» **RECORDED DATA**
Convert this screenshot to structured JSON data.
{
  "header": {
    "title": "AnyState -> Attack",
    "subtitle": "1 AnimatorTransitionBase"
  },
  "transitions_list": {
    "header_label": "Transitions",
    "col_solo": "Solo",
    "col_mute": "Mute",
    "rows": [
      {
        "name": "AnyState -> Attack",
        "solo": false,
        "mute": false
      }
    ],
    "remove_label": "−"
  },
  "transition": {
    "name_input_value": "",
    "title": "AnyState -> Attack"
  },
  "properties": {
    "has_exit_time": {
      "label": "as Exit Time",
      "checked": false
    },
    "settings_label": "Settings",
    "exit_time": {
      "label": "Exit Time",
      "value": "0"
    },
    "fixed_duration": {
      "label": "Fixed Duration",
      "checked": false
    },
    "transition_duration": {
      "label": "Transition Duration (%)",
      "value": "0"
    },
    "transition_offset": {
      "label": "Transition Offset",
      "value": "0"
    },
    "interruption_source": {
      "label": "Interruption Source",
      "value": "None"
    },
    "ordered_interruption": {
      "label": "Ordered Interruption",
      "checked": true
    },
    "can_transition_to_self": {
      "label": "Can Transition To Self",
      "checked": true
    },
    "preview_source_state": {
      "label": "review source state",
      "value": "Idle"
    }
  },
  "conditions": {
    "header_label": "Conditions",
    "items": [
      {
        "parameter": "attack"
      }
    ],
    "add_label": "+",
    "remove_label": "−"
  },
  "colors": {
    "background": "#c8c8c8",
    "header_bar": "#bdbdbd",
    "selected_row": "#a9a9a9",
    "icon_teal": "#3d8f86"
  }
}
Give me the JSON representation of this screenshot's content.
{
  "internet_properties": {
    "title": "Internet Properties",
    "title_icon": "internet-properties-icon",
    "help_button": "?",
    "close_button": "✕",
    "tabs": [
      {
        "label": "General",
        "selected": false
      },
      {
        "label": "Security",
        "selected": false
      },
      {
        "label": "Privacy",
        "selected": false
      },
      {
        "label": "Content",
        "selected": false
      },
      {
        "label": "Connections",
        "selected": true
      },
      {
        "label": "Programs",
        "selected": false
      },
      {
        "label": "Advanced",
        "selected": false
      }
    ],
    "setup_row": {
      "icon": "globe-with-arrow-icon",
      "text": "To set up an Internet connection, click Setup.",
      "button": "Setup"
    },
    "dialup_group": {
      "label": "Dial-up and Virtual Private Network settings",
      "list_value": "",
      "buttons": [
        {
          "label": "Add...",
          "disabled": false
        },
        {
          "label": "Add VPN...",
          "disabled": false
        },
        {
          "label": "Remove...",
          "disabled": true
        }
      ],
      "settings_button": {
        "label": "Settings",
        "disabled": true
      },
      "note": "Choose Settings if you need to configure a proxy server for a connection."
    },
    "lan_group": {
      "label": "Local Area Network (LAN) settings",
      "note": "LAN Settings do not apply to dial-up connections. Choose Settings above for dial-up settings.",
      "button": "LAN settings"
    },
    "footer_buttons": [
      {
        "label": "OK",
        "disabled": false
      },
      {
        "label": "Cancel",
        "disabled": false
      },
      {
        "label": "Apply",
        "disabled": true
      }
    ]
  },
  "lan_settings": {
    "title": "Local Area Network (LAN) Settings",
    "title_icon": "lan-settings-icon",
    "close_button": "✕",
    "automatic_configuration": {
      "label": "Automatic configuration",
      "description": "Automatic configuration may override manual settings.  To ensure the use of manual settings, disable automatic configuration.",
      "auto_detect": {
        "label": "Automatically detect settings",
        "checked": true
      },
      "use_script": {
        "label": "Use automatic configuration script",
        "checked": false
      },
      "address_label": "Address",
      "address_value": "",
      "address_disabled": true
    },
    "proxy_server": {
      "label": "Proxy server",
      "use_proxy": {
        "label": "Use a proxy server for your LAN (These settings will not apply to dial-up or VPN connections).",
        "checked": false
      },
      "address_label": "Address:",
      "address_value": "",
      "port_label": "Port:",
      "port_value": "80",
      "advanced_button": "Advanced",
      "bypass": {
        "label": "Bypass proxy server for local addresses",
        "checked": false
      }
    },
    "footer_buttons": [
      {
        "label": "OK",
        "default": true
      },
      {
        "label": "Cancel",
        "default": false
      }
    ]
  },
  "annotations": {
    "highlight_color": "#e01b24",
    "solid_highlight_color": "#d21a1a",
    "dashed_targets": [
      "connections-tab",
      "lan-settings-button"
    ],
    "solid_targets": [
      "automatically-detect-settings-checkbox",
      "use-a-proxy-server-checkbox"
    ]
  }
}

» **STATED TASK**
Your task is to quote all of the data word for word.

» **FINISHED EXERCISE**
Convert this screenshot to structured JSON data.
{
  "header": {
    "title": "AnyState -> Attack",
    "subtitle": "1 AnimatorTransitionBase"
  },
  "transitions_list": {
    "header_label": "Transitions",
    "col_solo": "Solo",
    "col_mute": "Mute",
    "rows": [
      {
        "name": "AnyState -> Attack",
        "solo": false,
        "mute": false
      }
    ],
    "remove_label": "−"
  },
  "transition": {
    "name_input_value": "",
    "title": "AnyState -> Attack"
  },
  "properties": {
    "has_exit_time": {
      "label": "as Exit Time",
      "checked": false
    },
    "settings_label": "Settings",
    "exit_time": {
      "label": "Exit Time",
      "value": "0"
    },
    "fixed_duration": {
      "label": "Fixed Duration",
      "checked": false
    },
    "transition_duration": {
      "label": "Transition Duration (%)",
      "value": "0"
    },
    "transition_offset": {
      "label": "Transition Offset",
      "value": "0"
    },
    "interruption_source": {
      "label": "Interruption Source",
      "value": "None"
    },
    "ordered_interruption": {
      "label": "Ordered Interruption",
      "checked": true
    },
    "can_transition_to_self": {
      "label": "Can Transition To Self",
      "checked": true
    },
    "preview_source_state": {
      "label": "review source state",
      "value": "Idle"
    }
  },
  "conditions": {
    "header_label": "Conditions",
    "items": [
      {
        "parameter": "attack"
      }
    ],
    "add_label": "+",
    "remove_label": "−"
  },
  "colors": {
    "background": "#c8c8c8",
    "header_bar": "#bdbdbd",
    "selected_row": "#a9a9a9",
    "icon_teal": "#3d8f86"
  }
}
Give me the JSON representation of this screenshot's content.
{
  "internet_properties": {
    "title": "Internet Properties",
    "title_icon": "internet-properties-icon",
    "help_button": "?",
    "close_button": "✕",
    "tabs": [
      {
        "label": "General",
        "selected": false
      },
      {
        "label": "Security",
        "selected": false
      },
      {
        "label": "Privacy",
        "selected": false
      },
      {
        "label": "Content",
        "selected": false
      },
      {
        "label": "Connections",
        "selected": true
      },
      {
        "label": "Programs",
        "selected": false
      },
      {
        "label": "Advanced",
        "selected": false
      }
    ],
    "setup_row": {
      "icon": "globe-with-arrow-icon",
      "text": "To set up an Internet connection, click Setup.",
      "button": "Setup"
    },
    "dialup_group": {
      "label": "Dial-up and Virtual Private Network settings",
      "list_value": "",
      "buttons": [
        {
          "label": "Add...",
          "disabled": false
        },
        {
          "label": "Add VPN...",
          "disabled": false
        },
        {
          "label": "Remove...",
          "disabled": true
        }
      ],
      "settings_button": {
        "label": "Settings",
        "disabled": true
      },
      "note": "Choose Settings if you need to configure a proxy server for a connection."
    },
    "lan_group": {
      "label": "Local Area Network (LAN) settings",
      "note": "LAN Settings do not apply to dial-up connections. Choose Settings above for dial-up settings.",
      "button": "LAN settings"
    },
    "footer_buttons": [
      {
        "label": "OK",
        "disabled": false
      },
      {
        "label": "Cancel",
        "disabled": false
      },
      {
        "label": "Apply",
        "disabled": true
      }
    ]
  },
  "lan_settings": {
    "title": "Local Area Network (LAN) Settings",
    "title_icon": "lan-settings-icon",
    "close_button": "✕",
    "automatic_configuration": {
      "label": "Automatic configuration",
      "description": "Automatic configuration may override manual settings.  To ensure the use of manual settings, disable automatic configuration.",
      "auto_detect": {
        "label": "Automatically detect settings",
        "checked": true
      },
      "use_script": {
        "label": "Use automatic configuration script",
        "checked": false
      },
      "address_label": "Address",
      "address_value": "",
      "address_disabled": true
    },
    "proxy_server": {
      "label": "Proxy server",
      "use_proxy": {
        "label": "Use a proxy server for your LAN (These settings will not apply to dial-up or VPN connections).",
        "checked": false
      },
      "address_label": "Address:",
      "address_value": "",
      "port_label": "Port:",
      "port_value": "80",
      "advanced_button": "Advanced",
      "bypass": {
        "label": "Bypass proxy server for local addresses",
        "checked": false
      }
    },
    "footer_buttons": [
      {
        "label": "OK",
        "default": true
      },
      {
        "label": "Cancel",
        "default": false
      }
    ]
  },
  "annotations": {
    "highlight_color": "#e01b24",
    "solid_highlight_color": "#d21a1a",
    "dashed_targets": [
      "connections-tab",
      "lan-settings-button"
    ],
    "solid_targets": [
      "automatically-detect-settings-checkbox",
      "use-a-proxy-server-checkbox"
    ]
  }
}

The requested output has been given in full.